What the exercise asks:
Pick out and copy every line below that has the word "entry".

[Part of a data file]
======

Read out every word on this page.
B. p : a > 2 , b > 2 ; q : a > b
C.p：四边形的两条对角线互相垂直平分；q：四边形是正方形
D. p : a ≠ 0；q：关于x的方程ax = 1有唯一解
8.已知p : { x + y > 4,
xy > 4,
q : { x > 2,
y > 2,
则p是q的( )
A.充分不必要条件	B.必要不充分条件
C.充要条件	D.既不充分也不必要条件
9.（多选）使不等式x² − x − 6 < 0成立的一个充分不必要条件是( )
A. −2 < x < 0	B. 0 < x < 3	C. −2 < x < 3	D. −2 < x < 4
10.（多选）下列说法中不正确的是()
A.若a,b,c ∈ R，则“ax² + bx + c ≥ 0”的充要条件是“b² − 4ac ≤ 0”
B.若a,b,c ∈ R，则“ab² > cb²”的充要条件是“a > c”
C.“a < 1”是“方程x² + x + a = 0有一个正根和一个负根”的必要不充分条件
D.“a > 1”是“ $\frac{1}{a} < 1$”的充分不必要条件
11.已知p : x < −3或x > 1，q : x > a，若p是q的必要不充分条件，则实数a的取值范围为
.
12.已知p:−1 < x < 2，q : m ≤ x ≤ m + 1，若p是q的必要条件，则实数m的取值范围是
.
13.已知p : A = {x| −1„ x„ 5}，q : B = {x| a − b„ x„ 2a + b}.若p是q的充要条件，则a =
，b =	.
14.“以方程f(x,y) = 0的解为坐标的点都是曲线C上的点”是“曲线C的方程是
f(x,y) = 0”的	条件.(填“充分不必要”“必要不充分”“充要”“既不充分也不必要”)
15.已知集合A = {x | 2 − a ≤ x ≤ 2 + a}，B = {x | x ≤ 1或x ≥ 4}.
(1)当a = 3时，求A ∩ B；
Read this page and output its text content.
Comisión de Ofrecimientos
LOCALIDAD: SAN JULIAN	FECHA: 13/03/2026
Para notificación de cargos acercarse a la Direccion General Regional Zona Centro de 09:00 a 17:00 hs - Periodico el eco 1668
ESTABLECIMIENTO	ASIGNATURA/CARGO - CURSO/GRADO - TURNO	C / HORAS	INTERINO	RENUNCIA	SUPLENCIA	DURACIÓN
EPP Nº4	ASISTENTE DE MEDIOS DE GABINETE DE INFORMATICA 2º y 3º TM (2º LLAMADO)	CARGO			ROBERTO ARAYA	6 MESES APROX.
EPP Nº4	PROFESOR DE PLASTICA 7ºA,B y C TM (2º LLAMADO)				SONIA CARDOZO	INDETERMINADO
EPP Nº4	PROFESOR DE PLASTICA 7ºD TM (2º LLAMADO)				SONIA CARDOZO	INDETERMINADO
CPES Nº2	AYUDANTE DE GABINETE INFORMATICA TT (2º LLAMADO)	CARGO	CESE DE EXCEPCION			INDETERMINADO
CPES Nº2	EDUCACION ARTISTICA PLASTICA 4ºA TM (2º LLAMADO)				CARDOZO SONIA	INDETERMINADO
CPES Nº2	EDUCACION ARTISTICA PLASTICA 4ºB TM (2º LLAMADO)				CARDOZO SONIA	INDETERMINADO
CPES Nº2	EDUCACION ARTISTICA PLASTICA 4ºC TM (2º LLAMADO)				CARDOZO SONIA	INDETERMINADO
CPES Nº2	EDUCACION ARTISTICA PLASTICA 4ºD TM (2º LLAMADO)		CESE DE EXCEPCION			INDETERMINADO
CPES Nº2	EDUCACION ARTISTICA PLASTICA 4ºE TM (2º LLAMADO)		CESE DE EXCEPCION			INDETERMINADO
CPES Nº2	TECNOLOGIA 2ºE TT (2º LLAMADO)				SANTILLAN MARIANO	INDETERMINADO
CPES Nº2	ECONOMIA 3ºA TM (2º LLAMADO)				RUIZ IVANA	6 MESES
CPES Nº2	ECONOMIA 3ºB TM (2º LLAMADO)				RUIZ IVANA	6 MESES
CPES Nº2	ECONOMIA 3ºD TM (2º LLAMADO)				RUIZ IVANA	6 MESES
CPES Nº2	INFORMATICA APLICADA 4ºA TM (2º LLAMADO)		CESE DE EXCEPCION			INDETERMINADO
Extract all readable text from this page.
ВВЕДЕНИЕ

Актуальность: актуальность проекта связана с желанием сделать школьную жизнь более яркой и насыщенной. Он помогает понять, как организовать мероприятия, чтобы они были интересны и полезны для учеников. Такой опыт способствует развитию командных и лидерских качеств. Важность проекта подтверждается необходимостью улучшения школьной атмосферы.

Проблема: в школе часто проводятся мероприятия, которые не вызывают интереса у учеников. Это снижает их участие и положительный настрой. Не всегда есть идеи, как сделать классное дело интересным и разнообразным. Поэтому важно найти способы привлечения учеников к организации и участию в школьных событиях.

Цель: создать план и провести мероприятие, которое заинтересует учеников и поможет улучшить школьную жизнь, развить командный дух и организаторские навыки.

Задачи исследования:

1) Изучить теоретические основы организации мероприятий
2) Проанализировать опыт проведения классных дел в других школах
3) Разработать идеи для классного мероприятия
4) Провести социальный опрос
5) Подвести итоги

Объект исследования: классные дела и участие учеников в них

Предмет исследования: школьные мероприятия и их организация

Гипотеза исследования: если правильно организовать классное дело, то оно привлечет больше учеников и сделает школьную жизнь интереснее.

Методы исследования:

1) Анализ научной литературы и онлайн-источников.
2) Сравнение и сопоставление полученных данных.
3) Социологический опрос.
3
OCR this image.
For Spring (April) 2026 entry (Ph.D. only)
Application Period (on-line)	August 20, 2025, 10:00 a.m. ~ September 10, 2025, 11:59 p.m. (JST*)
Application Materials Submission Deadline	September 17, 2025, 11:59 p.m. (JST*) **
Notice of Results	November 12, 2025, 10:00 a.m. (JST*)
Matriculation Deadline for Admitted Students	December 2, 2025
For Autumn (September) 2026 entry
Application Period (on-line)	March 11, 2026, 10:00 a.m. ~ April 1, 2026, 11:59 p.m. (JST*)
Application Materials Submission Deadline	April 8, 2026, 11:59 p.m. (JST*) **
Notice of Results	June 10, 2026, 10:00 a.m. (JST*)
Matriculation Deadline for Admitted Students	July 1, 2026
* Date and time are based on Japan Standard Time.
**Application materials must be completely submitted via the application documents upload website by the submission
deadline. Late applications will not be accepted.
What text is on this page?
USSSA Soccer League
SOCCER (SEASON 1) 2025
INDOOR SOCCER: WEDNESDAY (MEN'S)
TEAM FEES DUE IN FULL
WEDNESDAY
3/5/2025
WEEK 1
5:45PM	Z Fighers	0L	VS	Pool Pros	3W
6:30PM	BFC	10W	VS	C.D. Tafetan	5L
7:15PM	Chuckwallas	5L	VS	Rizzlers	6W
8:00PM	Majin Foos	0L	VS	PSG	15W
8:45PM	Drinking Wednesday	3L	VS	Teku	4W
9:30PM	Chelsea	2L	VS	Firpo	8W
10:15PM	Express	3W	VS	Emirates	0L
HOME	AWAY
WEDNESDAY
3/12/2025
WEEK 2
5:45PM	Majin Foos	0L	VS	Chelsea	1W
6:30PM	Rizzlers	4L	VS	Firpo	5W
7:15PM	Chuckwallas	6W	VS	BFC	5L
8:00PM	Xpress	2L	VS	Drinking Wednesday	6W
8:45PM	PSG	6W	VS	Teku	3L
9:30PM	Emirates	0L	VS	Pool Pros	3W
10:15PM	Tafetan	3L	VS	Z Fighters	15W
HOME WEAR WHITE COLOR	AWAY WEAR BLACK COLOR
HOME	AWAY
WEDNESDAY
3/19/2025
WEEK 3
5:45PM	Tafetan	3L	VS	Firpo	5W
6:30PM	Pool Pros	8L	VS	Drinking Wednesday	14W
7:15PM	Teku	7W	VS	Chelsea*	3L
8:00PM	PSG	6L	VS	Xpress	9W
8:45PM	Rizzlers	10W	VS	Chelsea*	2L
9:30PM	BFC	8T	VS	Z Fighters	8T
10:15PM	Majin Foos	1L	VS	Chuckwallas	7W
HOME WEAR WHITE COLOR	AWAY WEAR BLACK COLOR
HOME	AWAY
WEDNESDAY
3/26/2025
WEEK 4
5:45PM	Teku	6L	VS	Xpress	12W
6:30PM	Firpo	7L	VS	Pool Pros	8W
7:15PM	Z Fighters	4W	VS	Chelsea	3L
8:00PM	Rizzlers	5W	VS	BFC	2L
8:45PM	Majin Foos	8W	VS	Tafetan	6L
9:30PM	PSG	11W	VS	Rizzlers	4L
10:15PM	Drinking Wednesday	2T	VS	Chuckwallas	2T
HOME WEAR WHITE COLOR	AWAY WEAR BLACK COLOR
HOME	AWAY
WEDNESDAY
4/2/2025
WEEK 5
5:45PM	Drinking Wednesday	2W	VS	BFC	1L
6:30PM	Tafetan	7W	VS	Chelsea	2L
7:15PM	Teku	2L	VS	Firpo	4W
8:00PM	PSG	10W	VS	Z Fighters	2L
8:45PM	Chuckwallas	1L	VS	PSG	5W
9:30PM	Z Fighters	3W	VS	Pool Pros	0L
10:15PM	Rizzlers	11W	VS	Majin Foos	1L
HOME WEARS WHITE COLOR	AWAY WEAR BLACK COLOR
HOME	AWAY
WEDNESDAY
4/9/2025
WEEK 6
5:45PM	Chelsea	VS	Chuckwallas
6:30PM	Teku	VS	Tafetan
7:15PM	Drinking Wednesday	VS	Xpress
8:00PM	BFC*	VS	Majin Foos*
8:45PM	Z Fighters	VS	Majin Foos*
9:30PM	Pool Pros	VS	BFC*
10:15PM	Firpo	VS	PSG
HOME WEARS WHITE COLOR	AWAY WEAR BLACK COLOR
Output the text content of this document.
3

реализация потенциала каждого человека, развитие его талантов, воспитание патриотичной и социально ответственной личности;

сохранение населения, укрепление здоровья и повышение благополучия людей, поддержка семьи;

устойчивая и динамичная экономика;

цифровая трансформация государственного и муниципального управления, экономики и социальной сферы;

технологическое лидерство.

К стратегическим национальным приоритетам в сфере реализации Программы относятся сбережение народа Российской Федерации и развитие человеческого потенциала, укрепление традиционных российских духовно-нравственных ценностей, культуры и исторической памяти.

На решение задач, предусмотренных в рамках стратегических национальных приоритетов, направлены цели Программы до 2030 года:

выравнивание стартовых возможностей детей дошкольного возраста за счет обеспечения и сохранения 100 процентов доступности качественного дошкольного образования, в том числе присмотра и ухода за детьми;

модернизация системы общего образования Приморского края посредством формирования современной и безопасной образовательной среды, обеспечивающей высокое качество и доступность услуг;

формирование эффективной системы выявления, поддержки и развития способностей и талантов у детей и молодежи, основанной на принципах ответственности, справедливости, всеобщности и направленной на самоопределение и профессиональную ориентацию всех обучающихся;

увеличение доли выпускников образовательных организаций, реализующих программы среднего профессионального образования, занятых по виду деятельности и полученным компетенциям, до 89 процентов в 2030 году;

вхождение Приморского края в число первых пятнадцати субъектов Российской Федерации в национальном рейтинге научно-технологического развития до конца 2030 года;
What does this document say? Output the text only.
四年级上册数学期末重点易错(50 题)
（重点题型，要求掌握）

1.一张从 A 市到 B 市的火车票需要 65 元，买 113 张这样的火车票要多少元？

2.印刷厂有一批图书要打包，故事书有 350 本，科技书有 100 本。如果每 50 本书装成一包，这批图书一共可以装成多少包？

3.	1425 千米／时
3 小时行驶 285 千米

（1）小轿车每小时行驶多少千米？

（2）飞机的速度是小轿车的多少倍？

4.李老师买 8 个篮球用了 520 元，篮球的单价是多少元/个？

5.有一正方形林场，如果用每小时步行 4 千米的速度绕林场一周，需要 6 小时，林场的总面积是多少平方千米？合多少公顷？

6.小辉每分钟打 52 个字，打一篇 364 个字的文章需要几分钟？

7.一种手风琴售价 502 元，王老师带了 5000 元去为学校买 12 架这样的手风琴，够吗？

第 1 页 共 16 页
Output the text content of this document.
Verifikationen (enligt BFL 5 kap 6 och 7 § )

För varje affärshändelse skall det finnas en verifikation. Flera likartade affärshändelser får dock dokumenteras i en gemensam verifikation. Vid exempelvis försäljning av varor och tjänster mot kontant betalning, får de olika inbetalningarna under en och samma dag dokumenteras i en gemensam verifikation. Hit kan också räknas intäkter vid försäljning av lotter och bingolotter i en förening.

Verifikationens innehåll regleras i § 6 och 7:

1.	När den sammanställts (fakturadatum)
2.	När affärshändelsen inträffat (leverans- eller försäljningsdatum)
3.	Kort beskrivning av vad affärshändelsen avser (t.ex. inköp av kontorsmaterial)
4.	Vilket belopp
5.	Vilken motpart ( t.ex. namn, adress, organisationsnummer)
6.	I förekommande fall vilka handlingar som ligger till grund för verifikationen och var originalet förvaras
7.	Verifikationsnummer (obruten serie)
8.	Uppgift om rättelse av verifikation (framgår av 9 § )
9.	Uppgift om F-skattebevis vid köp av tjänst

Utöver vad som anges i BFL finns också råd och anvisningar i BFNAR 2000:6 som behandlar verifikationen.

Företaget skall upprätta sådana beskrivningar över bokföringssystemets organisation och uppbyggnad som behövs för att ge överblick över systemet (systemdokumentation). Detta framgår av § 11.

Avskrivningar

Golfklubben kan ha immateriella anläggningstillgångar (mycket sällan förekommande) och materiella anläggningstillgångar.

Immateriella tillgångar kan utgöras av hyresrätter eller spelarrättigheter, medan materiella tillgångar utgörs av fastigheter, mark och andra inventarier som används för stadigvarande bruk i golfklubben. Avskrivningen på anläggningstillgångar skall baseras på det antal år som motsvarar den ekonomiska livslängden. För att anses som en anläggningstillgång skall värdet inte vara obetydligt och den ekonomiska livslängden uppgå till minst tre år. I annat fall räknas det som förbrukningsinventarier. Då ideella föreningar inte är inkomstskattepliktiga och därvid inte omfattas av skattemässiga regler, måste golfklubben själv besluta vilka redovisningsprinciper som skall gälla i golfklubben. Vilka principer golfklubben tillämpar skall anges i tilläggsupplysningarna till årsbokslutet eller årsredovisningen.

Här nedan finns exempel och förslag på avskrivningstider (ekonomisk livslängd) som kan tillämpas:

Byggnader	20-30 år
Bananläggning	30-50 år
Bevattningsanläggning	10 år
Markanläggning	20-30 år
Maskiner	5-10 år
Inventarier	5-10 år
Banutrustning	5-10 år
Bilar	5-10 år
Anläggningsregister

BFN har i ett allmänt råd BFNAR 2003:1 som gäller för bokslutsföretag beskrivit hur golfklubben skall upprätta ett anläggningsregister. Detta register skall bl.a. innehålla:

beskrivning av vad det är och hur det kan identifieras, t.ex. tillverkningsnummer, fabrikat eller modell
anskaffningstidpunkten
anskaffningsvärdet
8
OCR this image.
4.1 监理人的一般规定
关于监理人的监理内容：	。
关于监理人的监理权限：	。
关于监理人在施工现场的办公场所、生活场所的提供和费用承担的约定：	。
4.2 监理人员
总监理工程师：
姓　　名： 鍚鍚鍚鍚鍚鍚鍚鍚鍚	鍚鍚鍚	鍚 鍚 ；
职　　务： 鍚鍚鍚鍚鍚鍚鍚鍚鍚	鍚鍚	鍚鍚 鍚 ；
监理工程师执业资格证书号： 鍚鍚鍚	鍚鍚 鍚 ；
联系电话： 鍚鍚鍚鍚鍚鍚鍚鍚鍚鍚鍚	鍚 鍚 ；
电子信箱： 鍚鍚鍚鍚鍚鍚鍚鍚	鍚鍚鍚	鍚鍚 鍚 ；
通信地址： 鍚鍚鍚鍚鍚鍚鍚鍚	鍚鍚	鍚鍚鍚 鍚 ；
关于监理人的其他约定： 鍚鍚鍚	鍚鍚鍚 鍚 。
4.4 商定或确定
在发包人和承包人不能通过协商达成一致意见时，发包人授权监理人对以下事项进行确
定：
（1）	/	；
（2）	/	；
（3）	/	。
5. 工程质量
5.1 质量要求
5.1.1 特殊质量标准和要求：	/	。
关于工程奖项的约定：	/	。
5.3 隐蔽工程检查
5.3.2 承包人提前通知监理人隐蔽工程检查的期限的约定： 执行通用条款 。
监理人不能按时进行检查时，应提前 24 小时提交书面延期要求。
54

======

Written response:
For Spring (April) 2026 entry (Ph.D. only)
For Autumn (September) 2026 entry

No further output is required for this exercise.